→ PASSAGE TO READ
========

This is a list of ambassadors of the United States to Lithuania.

The United States first established diplomatic relations with the Baltic states (Lithuania, Latvia, Estonia) in 1922. One ambassador, resident in Riga, Latvia, was appointed to all three nations. Relations with the three nations were broken after the Soviet invasion of the republics in 1940 at the beginning of World War II. The United States never recognized the legitimacy of the Soviet occupation of the Baltic states, nor the legitimacy of the governments of those states under Soviet occupation. Hence, diplomatic relations were not resumed until 1992 after the collapse of the Soviet Union.

The U.S. Embassy in Lithuania is located in Vilnius.

========

→ GIVEN DATA
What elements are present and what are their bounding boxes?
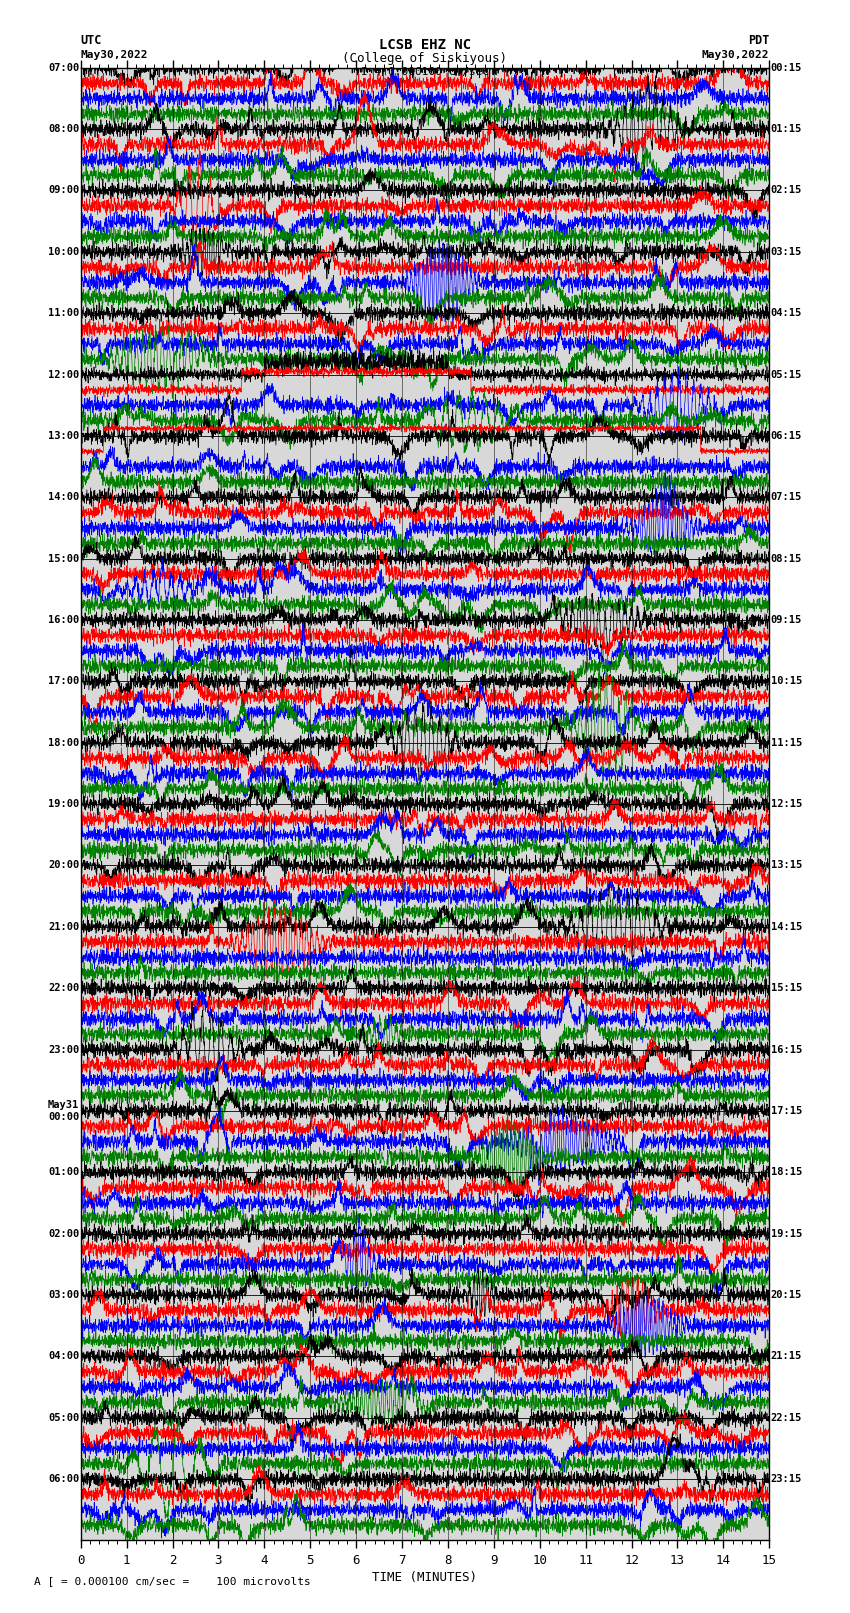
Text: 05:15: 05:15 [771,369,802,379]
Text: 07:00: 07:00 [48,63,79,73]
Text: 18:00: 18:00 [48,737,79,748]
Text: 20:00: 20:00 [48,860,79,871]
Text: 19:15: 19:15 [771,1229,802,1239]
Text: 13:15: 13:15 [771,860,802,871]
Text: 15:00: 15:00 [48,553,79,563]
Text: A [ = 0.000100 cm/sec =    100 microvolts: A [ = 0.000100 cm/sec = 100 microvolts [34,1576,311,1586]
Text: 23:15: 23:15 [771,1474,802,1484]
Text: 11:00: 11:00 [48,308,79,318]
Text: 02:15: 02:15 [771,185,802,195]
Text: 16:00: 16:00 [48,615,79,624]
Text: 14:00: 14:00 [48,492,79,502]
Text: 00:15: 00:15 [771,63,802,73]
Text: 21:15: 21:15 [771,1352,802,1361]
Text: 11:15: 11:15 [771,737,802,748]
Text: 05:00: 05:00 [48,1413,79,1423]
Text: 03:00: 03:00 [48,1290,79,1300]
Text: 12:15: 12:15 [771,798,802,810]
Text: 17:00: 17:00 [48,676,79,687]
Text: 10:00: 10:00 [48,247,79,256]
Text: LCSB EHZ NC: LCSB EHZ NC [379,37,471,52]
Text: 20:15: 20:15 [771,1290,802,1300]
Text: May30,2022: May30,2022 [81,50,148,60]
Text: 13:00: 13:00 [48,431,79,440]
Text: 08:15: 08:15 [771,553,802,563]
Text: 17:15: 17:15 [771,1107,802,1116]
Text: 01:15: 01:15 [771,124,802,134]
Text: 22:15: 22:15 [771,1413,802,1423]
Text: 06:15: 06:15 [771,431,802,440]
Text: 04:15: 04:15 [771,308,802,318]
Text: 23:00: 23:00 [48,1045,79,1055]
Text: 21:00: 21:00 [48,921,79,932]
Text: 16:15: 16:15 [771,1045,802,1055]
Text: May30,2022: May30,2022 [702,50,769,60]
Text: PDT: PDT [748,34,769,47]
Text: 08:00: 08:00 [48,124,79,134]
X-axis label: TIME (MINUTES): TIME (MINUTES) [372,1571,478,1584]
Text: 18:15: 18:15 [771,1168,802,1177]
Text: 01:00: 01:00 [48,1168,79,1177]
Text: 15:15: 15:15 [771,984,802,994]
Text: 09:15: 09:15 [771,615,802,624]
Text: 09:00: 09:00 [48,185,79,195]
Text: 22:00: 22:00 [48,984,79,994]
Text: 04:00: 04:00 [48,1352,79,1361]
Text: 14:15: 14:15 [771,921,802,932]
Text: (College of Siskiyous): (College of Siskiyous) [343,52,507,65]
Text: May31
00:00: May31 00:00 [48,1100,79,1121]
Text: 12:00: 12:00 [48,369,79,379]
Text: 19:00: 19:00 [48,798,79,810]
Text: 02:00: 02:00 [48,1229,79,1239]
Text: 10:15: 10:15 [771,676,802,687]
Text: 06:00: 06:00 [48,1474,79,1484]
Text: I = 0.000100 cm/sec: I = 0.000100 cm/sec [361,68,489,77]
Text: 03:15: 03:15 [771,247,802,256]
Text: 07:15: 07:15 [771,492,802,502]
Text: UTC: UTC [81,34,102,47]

========

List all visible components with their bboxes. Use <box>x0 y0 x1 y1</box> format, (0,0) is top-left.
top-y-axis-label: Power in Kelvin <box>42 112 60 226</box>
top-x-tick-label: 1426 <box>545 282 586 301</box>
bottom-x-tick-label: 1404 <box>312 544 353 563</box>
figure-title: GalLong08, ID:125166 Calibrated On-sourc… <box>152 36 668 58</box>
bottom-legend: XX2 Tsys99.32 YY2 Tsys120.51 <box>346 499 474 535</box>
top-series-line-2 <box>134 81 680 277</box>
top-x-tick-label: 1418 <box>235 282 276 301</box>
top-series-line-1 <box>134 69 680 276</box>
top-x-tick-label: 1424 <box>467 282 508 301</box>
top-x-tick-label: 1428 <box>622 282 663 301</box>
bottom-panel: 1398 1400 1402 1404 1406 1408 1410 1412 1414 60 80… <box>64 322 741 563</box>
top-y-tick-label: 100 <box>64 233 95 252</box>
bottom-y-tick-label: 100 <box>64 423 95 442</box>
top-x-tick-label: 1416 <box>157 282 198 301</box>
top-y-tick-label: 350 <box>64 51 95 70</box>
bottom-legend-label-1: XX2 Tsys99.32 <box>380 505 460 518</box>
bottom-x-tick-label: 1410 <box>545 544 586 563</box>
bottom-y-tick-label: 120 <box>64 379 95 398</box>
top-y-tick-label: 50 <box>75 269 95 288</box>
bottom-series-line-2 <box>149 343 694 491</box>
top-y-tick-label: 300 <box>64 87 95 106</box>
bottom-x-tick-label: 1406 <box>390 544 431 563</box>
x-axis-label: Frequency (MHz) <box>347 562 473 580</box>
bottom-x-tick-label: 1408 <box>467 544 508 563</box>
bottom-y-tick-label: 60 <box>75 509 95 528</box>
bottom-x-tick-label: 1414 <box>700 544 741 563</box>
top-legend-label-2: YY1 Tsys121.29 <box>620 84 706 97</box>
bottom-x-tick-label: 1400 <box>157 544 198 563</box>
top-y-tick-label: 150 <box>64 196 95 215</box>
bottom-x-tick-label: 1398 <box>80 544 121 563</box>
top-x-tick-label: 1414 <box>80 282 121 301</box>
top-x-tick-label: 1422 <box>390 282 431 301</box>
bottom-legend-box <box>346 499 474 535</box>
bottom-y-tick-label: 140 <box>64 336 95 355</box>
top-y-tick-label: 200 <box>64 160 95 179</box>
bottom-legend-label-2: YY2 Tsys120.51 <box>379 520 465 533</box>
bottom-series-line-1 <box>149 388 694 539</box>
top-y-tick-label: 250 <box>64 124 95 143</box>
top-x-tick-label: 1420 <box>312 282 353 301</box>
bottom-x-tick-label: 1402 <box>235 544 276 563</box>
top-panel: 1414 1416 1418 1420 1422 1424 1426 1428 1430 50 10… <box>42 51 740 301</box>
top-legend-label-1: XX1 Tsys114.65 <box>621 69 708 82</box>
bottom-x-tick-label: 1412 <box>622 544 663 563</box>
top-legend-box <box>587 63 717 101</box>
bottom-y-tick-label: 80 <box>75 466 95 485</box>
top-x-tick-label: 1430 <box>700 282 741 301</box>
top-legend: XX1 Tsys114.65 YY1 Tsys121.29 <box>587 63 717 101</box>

========

→ ACTIONS TO TAKE
[a] List every year mentioned in the text on U.S. ambassadors to Lithuania.
[b] Rewrite the text on U.S. ambassadors to Lithuania from "This is a list" through "the Soviet Union.", inclusive, putting "severed" in place of "broken".
[c] According to the text on U.S. ambassadors to Lithuania, why were diplomatic relations with the Baltic states not resumed until 1992?
The records that appear here were taken from a different source.

→ SET OF ANSWERS
[a] 1922, 1940, 1992

[b]
This is a list of ambassadors of the United States to Lithuania.

The United States first established diplomatic relations with the Baltic states (Lithuania, Latvia, Estonia) in 1922. One ambassador, resident in Riga, Latvia, was appointed to all three nations. Relations with the three nations were severed after the Soviet invasion of the republics in 1940 at the beginning of World War II. The United States never recognized the legitimacy of the Soviet occupation of the Baltic states, nor the legitimacy of the governments of those states under Soviet occupation. Hence, diplomatic relations were not resumed until 1992 after the collapse of the Soviet Union.

[c] The United States never recognized the legitimacy of the Soviet occupation of the Baltic states or of their governments under that occupation. Relations were therefore not restored until after the Soviet Union collapsed.